▶ **Objective A**
Reproduce these rows exactly. Begin at the row that has "system-clock[interactable]: 10:54 PM" and stop after the row that has "66, 697, 102]".

━━━━━ Text extract ━━━━━

Public Information Statement 24-44
National Weather Service Headquarters Silver Spring MD
120 PM EDT Fri June 14 2024

TO:   Subscribers:
   -NOAA Weather Wire Service
   -Emergency Managers Weather Information Network
   -NOAAPort
   Other NWS Partners and Employees

FROM:   Mike Hopkins, NOAA
   Director, Surface and Upper Air Division
   Office of Observations

SUBJECT:   Suspension of Radiosonde Observations at Tallahassee,
Florida,
   Effective July 1, 2024

Effective July 1, 2024, and until further notice, the National
Weather
Service (NWS) is indefinitely suspending radiosonde observations at
Tallahassee, Florida, due to a global supply chain disruption of
Helium,
and the prohibitive cost of the Helium gas contracts.  The
Tallahassee
station has NWS Upper Air identifier KTAE and World
Meteorological
Organization (WMO) Upper Air site number, 72214. The NWS
launches
radiosondes from 100 Upper Air sites throughout the United States and
the
Caribbean, using Helium at 12 of these sites.  Hydrogen is the
preferred
gas because it is cost-effective and a more reliable gas option.  The
agency plans to convert many sites to Hydrogen as soon as practical
and as
funding becomes available.  However, safety concerns prevent Hydrogen
from
being used as an option at the current Tallahassee Upper Air
facility.

━━━━━

▶ **Objective B**
Based on the radiosonde notice, say whether each statement agrees with it: (i) The NWS uses Helium at 12 of its Upper Air sites. (ii) Hydrogen will be used at the Tallahassee facility once the suspension takes effect. (iii) The Tallahassee station's WMO Upper Air site number is 72214. Answer yes or no for each and quote the words that decide it.

━━━━━ The data ━━━━━

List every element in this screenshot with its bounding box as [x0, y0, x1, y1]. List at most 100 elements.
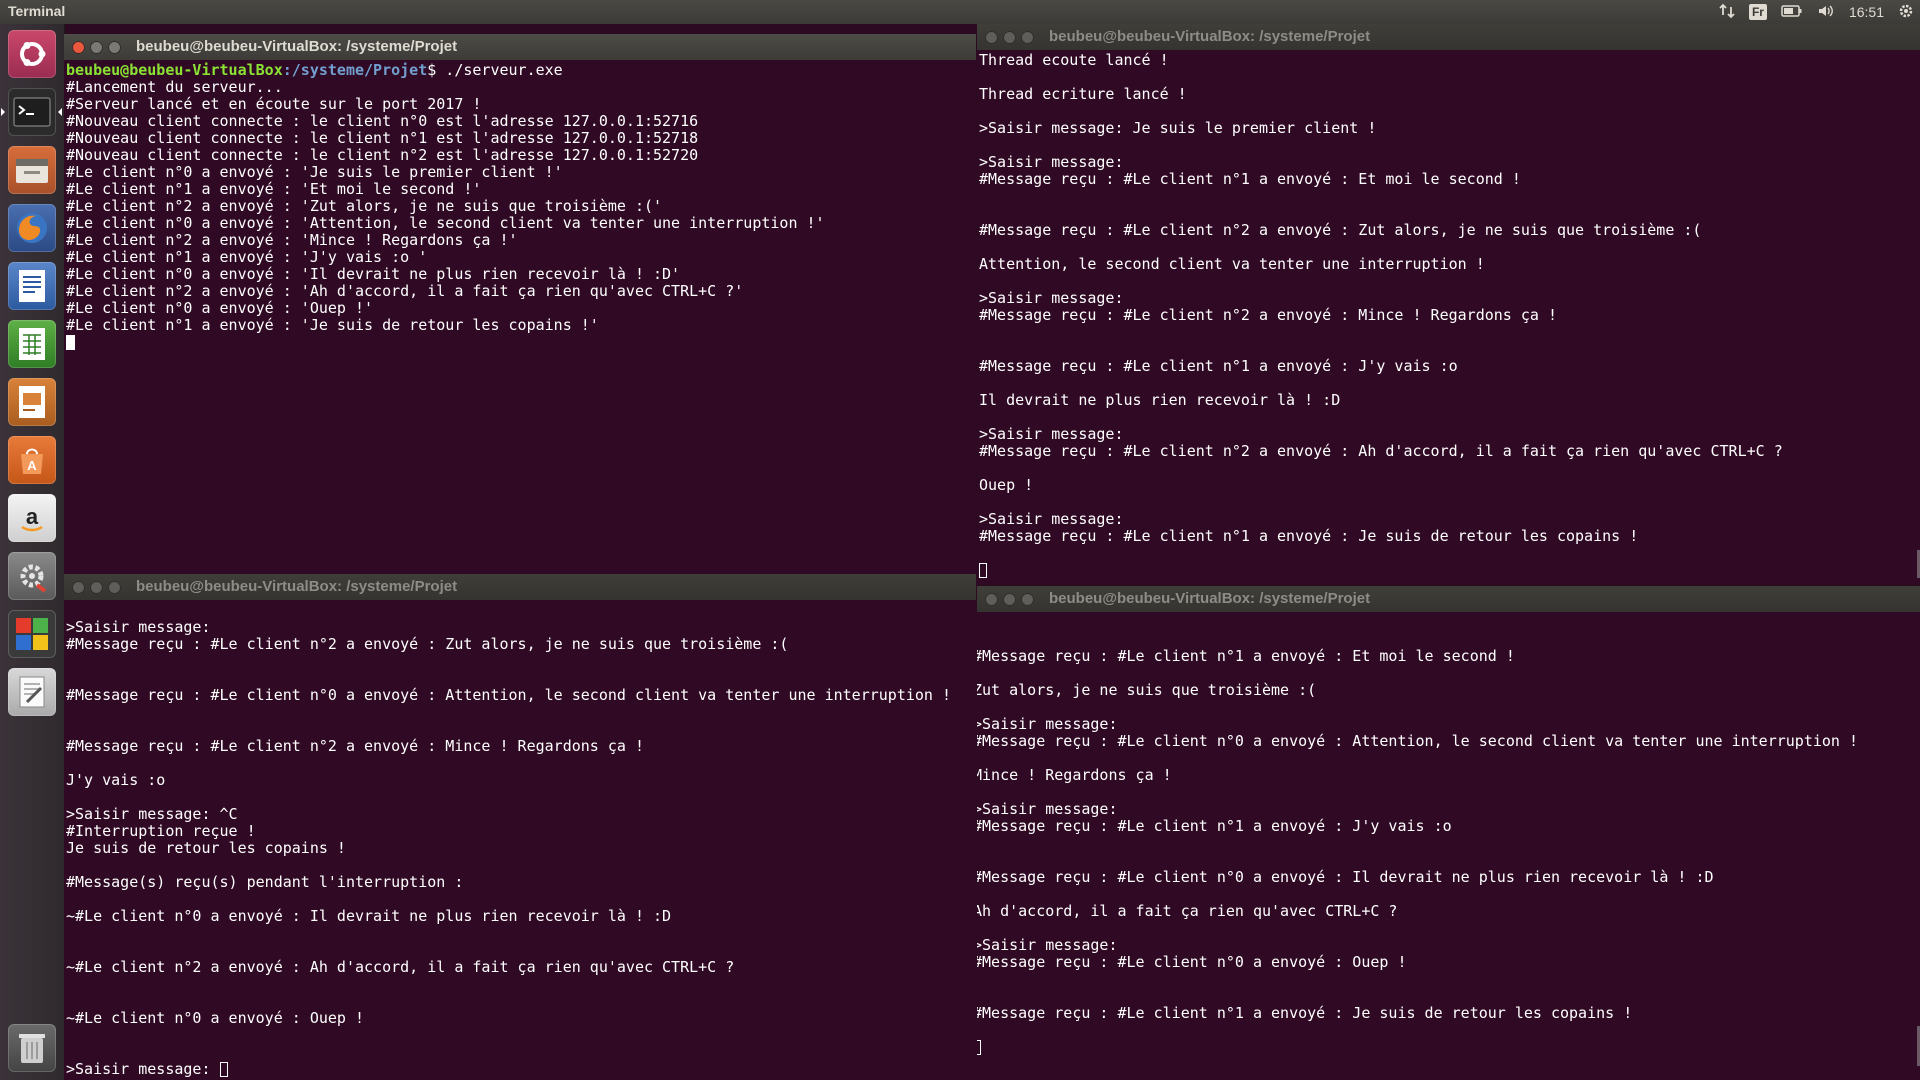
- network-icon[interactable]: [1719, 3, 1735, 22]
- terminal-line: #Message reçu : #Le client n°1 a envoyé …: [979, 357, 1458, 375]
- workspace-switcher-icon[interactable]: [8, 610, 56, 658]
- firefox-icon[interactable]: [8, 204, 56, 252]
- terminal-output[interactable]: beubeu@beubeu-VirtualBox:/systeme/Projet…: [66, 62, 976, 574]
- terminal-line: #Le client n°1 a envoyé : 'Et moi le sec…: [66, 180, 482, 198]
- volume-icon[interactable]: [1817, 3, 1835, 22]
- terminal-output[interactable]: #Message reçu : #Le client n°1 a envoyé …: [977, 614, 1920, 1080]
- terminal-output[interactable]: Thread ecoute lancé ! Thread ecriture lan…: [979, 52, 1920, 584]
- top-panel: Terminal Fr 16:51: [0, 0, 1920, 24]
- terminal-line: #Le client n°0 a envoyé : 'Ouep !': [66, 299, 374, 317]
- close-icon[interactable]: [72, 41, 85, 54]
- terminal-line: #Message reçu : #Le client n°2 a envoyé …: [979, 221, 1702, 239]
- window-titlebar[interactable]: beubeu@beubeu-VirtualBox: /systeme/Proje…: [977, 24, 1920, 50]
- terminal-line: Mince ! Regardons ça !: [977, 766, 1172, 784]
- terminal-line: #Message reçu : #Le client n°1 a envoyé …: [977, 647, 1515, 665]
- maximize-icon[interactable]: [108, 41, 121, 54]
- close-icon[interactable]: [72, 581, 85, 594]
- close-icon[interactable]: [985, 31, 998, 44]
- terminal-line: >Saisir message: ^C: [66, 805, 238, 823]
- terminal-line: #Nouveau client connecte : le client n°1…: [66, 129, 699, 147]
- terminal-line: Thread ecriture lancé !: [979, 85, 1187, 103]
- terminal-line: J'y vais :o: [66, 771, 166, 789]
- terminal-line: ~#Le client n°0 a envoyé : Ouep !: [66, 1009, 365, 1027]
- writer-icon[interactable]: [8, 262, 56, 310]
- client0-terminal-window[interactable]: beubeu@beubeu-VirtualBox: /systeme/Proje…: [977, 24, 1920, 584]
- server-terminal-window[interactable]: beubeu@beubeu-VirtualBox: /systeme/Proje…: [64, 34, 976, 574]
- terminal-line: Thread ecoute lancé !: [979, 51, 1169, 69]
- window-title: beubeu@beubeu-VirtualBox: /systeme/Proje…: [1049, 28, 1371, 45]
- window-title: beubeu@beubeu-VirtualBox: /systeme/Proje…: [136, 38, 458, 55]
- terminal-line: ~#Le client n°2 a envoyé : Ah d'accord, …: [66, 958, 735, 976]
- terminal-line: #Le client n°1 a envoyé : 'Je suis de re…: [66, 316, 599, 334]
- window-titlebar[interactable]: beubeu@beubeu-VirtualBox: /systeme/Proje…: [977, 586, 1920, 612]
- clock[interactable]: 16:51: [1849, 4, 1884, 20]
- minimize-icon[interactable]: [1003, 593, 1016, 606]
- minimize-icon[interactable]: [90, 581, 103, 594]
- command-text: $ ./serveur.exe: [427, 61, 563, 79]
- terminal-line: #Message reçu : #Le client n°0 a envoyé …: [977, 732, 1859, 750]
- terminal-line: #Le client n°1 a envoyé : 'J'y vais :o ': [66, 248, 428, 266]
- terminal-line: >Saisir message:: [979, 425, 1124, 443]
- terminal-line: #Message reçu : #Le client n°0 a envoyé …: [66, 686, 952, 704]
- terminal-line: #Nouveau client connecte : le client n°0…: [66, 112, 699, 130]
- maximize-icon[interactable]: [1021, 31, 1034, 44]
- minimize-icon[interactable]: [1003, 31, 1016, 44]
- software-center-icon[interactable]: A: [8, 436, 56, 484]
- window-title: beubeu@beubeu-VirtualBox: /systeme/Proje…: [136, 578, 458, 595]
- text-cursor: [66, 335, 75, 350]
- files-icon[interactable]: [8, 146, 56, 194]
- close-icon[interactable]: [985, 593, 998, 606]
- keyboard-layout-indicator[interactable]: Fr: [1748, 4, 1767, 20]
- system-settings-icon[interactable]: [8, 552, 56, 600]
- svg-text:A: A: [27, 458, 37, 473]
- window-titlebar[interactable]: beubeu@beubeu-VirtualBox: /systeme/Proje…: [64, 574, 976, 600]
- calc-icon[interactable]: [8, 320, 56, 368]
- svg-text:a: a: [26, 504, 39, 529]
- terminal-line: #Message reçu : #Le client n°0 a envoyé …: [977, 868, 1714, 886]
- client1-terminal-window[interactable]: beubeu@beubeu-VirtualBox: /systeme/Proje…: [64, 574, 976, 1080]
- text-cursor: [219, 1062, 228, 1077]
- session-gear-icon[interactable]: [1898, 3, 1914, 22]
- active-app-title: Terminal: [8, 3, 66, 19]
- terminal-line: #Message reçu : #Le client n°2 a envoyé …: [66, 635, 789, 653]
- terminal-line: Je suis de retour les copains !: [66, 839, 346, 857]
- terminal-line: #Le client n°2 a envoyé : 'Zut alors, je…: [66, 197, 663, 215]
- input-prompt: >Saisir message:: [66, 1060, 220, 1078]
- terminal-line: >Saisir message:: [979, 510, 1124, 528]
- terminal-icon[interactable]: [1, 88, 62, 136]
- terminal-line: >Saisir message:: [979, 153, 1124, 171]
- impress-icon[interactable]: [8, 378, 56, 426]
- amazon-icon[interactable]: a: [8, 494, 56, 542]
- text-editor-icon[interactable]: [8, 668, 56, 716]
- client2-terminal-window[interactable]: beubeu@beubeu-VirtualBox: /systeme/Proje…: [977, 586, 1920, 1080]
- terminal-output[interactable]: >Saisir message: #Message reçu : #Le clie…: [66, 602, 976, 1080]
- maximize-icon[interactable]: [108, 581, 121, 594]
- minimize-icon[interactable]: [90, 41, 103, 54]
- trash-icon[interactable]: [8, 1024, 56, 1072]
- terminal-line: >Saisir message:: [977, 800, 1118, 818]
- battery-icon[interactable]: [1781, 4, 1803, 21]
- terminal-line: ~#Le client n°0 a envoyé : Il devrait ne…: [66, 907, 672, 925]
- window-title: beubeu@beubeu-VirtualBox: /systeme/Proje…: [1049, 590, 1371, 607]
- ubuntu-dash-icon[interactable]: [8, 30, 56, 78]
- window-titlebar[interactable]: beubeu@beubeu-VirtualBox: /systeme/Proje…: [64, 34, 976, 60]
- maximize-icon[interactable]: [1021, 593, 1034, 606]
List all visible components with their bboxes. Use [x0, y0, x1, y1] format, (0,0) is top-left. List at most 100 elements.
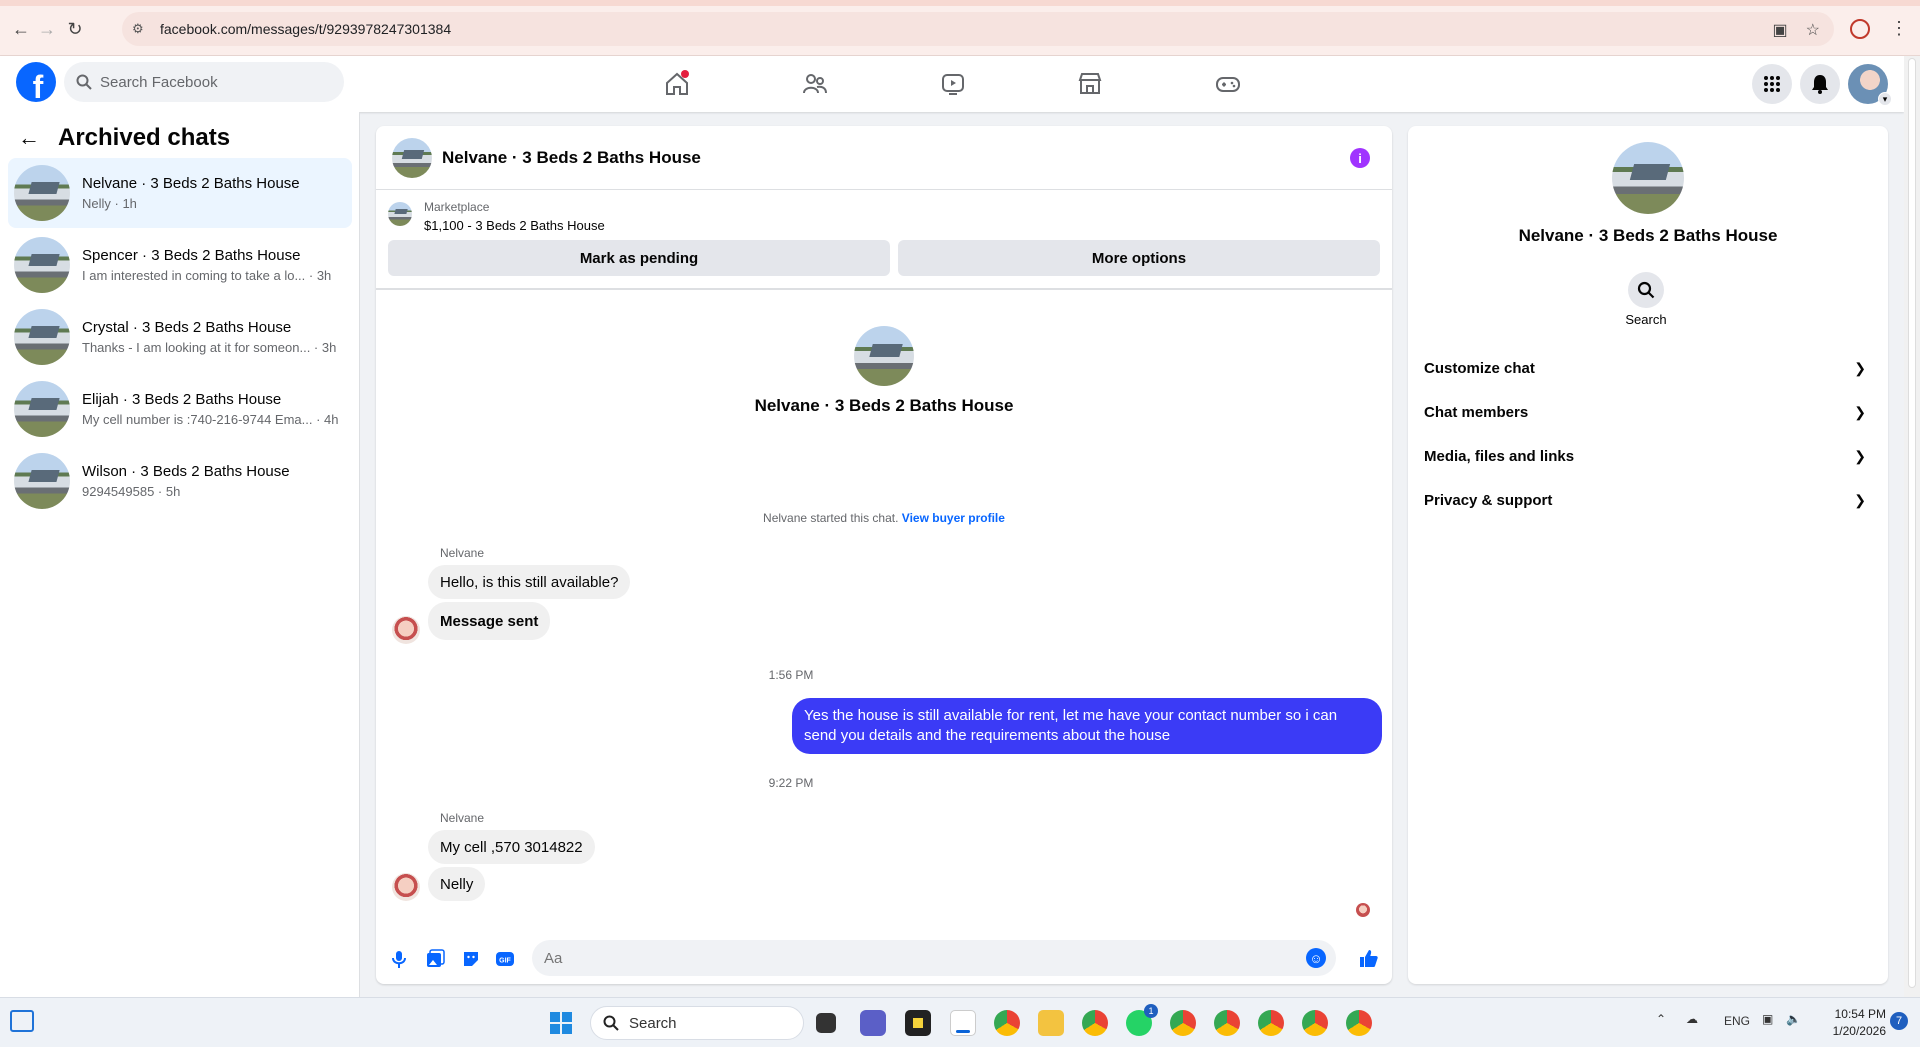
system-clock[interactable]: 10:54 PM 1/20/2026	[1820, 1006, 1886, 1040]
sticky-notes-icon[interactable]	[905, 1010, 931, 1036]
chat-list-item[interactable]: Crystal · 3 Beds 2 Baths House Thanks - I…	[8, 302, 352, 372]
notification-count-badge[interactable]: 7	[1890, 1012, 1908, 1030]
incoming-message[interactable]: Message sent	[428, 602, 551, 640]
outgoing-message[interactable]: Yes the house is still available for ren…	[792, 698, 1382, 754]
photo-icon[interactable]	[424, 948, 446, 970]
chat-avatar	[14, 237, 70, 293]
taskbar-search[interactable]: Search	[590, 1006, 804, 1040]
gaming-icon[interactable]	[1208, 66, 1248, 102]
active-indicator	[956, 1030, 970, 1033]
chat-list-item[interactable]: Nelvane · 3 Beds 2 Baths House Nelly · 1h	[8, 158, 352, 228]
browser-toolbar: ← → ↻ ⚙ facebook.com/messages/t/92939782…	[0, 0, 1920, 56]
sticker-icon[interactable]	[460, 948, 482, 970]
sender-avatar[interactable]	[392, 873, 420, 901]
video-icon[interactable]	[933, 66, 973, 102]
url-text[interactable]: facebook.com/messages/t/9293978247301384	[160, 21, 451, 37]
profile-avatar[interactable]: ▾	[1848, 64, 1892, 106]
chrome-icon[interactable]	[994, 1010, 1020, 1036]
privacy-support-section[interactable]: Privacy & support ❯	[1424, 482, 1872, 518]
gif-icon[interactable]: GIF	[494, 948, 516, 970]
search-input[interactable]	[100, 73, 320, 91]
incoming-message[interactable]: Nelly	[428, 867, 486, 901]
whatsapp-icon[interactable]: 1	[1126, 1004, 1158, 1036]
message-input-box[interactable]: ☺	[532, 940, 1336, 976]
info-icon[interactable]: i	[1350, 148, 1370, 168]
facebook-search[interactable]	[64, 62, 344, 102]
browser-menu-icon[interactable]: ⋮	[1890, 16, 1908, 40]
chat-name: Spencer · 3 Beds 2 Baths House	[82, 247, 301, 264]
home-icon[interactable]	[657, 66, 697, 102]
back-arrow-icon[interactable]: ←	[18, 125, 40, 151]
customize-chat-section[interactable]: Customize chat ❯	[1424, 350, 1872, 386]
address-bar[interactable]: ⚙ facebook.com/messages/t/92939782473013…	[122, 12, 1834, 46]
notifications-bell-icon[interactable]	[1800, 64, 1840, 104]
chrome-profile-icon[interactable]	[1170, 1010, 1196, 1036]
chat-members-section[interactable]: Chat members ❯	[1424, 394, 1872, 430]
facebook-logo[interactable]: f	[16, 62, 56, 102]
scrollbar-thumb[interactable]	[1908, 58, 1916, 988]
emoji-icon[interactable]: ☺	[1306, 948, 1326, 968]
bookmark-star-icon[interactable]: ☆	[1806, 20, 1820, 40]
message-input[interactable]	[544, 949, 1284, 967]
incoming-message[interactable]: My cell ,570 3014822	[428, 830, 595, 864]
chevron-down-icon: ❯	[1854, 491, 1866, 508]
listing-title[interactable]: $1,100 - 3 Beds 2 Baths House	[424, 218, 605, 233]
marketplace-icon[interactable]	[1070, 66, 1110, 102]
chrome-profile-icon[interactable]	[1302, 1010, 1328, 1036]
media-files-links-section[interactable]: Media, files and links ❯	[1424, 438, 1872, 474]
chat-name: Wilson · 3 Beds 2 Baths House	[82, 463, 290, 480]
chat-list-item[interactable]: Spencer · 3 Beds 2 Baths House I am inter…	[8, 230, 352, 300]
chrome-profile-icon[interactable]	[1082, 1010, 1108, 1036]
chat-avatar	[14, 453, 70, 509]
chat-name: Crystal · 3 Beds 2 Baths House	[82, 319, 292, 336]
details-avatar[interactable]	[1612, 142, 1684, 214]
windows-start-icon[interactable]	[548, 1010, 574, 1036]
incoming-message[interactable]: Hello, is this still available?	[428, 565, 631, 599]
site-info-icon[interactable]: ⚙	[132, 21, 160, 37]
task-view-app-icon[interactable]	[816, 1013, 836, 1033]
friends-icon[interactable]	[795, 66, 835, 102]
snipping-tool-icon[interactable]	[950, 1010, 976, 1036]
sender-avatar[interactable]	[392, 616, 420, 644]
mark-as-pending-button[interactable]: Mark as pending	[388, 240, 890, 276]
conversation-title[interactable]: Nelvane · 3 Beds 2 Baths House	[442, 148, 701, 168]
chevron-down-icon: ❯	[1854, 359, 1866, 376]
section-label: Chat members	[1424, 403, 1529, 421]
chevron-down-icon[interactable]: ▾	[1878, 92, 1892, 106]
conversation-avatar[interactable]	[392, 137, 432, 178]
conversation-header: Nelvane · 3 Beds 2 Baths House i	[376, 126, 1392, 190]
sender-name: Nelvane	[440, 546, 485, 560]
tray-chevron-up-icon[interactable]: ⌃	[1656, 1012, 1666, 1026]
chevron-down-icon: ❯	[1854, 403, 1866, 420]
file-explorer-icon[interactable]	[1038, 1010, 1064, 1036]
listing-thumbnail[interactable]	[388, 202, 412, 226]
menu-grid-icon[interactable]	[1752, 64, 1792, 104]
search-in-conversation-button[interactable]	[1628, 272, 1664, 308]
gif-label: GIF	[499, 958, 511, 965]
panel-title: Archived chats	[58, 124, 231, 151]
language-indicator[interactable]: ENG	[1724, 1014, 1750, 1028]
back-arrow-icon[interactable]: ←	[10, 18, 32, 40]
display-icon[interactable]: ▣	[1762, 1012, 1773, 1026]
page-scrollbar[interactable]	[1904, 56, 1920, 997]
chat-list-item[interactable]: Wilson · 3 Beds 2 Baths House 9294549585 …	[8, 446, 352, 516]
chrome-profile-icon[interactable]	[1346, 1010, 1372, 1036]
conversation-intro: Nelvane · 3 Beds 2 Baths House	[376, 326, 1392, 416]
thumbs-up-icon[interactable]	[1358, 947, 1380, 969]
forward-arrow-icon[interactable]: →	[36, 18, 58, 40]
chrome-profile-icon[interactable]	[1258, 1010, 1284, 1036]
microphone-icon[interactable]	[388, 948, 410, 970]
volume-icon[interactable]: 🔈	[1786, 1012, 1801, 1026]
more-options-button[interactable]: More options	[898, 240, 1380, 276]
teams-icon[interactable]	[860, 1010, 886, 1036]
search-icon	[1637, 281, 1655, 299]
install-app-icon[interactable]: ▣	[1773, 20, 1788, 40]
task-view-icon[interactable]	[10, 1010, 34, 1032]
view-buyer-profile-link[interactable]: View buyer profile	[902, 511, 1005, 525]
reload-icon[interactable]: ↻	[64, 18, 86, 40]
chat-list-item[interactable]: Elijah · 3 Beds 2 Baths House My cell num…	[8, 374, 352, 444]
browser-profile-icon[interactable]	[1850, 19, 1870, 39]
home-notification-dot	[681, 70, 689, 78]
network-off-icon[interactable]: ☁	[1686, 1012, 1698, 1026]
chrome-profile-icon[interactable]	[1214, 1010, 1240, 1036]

━━━━━

▶ **Task response A**
system-clock[interactable]: 10:54 PM 1/20/2026	[1820, 1006, 1886, 1040]
sticky-notes-icon[interactable]	[905, 1010, 931, 1036]
chat-list-item[interactable]: Crystal · 3 Beds 2 Baths House Thanks - I…	[8, 302, 352, 372]
notification-count-badge[interactable]: 7	[1890, 1012, 1908, 1030]
incoming-message[interactable]: Message sent	[428, 602, 551, 640]
outgoing-message[interactable]: Yes the house is still available for ren…	[792, 698, 1382, 754]
photo-icon[interactable]	[424, 948, 446, 970]
chat-avatar	[14, 237, 70, 293]
taskbar-search[interactable]: Search	[590, 1006, 804, 1040]
gaming-icon[interactable]	[1208, 66, 1248, 102]
active-indicator	[956, 1030, 970, 1033]
chat-list-item[interactable]: Nelvane · 3 Beds 2 Baths House Nelly · 1h	[8, 158, 352, 228]
browser-toolbar: ← → ↻ ⚙ facebook.com/messages/t/92939782…	[0, 0, 1920, 56]
sticker-icon[interactable]	[460, 948, 482, 970]
sender-avatar[interactable]	[392, 873, 420, 901]
video-icon[interactable]	[933, 66, 973, 102]
url-text[interactable]: facebook.com/messages/t/9293978247301384	[160, 21, 451, 37]
profile-avatar[interactable]: ▾	[1848, 64, 1892, 106]
chrome-icon[interactable]	[994, 1010, 1020, 1036]
privacy-support-section[interactable]: Privacy & support ❯	[1424, 482, 1872, 518]
gif-icon[interactable]: GIF	[494, 948, 516, 970]
search-input[interactable]	[100, 73, 320, 91]
incoming-message[interactable]: Nelly	[428, 867, 486, 901]
whatsapp-icon[interactable]: 1	[1126, 1004, 1158, 1036]
message-input-box[interactable]: ☺	[532, 940, 1336, 976]
info-icon[interactable]: i	[1350, 148, 1370, 168]
facebook-search[interactable]	[64, 62, 344, 102]
browser-menu-icon[interactable]: ⋮	[1890, 16, 1908, 40]
chat-name: Spencer · 3 Beds 2 Baths House	[82, 247, 301, 264]
home-icon[interactable]	[657, 66, 697, 102]

▶ **Task response B**
(i) Yes: "using Helium at 12 of these sites"
(ii) No: "safety concerns prevent Hydrogen from being used as an option at the current Tallahassee Upper Air facility"
(iii) Yes: "Organization (WMO) Upper Air site number, 72214"